### WORK TO BE COMPLETED
Write out the whole listing word for word.

### INFORMATION SUPPLIED
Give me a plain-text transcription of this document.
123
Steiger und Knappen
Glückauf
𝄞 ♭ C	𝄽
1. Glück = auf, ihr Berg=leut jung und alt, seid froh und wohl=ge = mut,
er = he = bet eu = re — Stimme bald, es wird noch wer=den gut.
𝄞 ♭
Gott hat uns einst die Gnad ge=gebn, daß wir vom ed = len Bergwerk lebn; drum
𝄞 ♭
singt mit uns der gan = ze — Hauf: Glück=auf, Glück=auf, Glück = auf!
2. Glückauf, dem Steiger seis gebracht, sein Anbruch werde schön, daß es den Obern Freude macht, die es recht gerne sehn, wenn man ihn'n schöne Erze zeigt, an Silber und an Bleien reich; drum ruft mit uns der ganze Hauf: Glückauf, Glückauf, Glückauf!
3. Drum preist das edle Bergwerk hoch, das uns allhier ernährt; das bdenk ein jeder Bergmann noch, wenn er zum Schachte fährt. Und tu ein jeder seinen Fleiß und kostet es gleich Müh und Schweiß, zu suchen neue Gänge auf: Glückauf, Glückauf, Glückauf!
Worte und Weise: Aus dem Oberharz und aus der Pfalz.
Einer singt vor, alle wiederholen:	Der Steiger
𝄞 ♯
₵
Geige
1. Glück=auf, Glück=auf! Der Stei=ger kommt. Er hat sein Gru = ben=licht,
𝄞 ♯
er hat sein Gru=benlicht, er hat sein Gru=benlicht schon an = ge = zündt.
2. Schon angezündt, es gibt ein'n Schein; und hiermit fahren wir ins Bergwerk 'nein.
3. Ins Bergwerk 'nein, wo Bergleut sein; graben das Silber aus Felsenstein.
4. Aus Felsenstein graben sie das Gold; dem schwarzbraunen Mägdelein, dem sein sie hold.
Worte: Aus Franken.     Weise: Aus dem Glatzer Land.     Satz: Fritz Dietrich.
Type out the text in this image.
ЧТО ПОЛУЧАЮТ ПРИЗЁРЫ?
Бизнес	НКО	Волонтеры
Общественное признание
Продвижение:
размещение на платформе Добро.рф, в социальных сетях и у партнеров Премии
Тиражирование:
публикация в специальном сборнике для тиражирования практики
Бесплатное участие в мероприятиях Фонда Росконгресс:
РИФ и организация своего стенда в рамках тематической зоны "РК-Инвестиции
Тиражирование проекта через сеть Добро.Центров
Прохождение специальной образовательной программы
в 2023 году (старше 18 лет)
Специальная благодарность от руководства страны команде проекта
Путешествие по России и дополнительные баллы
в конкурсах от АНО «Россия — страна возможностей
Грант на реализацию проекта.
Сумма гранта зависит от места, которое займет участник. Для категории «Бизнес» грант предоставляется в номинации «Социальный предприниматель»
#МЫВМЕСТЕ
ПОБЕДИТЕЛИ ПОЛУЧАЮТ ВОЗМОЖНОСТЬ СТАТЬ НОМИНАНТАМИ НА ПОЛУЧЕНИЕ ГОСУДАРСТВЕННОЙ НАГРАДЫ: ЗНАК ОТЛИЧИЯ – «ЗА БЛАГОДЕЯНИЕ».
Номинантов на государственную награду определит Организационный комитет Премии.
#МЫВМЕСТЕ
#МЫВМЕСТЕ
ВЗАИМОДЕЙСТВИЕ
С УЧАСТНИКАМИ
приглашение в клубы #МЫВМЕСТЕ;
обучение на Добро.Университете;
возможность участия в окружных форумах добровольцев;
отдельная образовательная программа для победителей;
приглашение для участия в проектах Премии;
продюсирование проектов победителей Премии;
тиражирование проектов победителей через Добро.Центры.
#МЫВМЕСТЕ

### SOLUTION
Give me a plain-text transcription of this document.
123
Steiger und Knappen
Glückauf
𝄞 ♭ C	𝄽
1. Glück = auf, ihr Berg=leut jung und alt, seid froh und wohl=ge = mut,
er = he = bet eu = re — Stimme bald, es wird noch wer=den gut.
𝄞 ♭
Gott hat uns einst die Gnad ge=gebn, daß wir vom ed = len Bergwerk lebn; drum
𝄞 ♭
singt mit uns der gan = ze — Hauf: Glück=auf, Glück=auf, Glück = auf!
2. Glückauf, dem Steiger seis gebracht, sein Anbruch werde schön, daß es den Obern Freude macht, die es recht gerne sehn, wenn man ihn'n schöne Erze zeigt, an Silber und an Bleien reich; drum ruft mit uns der ganze Hauf: Glückauf, Glückauf, Glückauf!
3. Drum preist das edle Bergwerk hoch, das uns allhier ernährt; das bdenk ein jeder Bergmann noch, wenn er zum Schachte fährt. Und tu ein jeder seinen Fleiß und kostet es gleich Müh und Schweiß, zu suchen neue Gänge auf: Glückauf, Glückauf, Glückauf!
Worte und Weise: Aus dem Oberharz und aus der Pfalz.
Einer singt vor, alle wiederholen:	Der Steiger
𝄞 ♯
₵
Geige
1. Glück=auf, Glück=auf! Der Stei=ger kommt. Er hat sein Gru = ben=licht,
𝄞 ♯
er hat sein Gru=benlicht, er hat sein Gru=benlicht schon an = ge = zündt.
2. Schon angezündt, es gibt ein'n Schein; und hiermit fahren wir ins Bergwerk 'nein.
3. Ins Bergwerk 'nein, wo Bergleut sein; graben das Silber aus Felsenstein.
4. Aus Felsenstein graben sie das Gold; dem schwarzbraunen Mägdelein, dem sein sie hold.
Worte: Aus Franken.     Weise: Aus dem Glatzer Land.     Satz: Fritz Dietrich.
Type out the text in this image.
ЧТО ПОЛУЧАЮТ ПРИЗЁРЫ?
Бизнес	НКО	Волонтеры
Общественное признание
Продвижение:
размещение на платформе Добро.рф, в социальных сетях и у партнеров Премии
Тиражирование:
публикация в специальном сборнике для тиражирования практики
Бесплатное участие в мероприятиях Фонда Росконгресс:
РИФ и организация своего стенда в рамках тематической зоны "РК-Инвестиции
Тиражирование проекта через сеть Добро.Центров
Прохождение специальной образовательной программы
в 2023 году (старше 18 лет)
Специальная благодарность от руководства страны команде проекта
Путешествие по России и дополнительные баллы
в конкурсах от АНО «Россия — страна возможностей
Грант на реализацию проекта.
Сумма гранта зависит от места, которое займет участник. Для категории «Бизнес» грант предоставляется в номинации «Социальный предприниматель»
#МЫВМЕСТЕ
ПОБЕДИТЕЛИ ПОЛУЧАЮТ ВОЗМОЖНОСТЬ СТАТЬ НОМИНАНТАМИ НА ПОЛУЧЕНИЕ ГОСУДАРСТВЕННОЙ НАГРАДЫ: ЗНАК ОТЛИЧИЯ – «ЗА БЛАГОДЕЯНИЕ».
Номинантов на государственную награду определит Организационный комитет Премии.
#МЫВМЕСТЕ
#МЫВМЕСТЕ
ВЗАИМОДЕЙСТВИЕ
С УЧАСТНИКАМИ
приглашение в клубы #МЫВМЕСТЕ;
обучение на Добро.Университете;
возможность участия в окружных форумах добровольцев;
отдельная образовательная программа для победителей;
приглашение для участия в проектах Премии;
продюсирование проектов победителей Премии;
тиражирование проектов победителей через Добро.Центры.
#МЫВМЕСТЕ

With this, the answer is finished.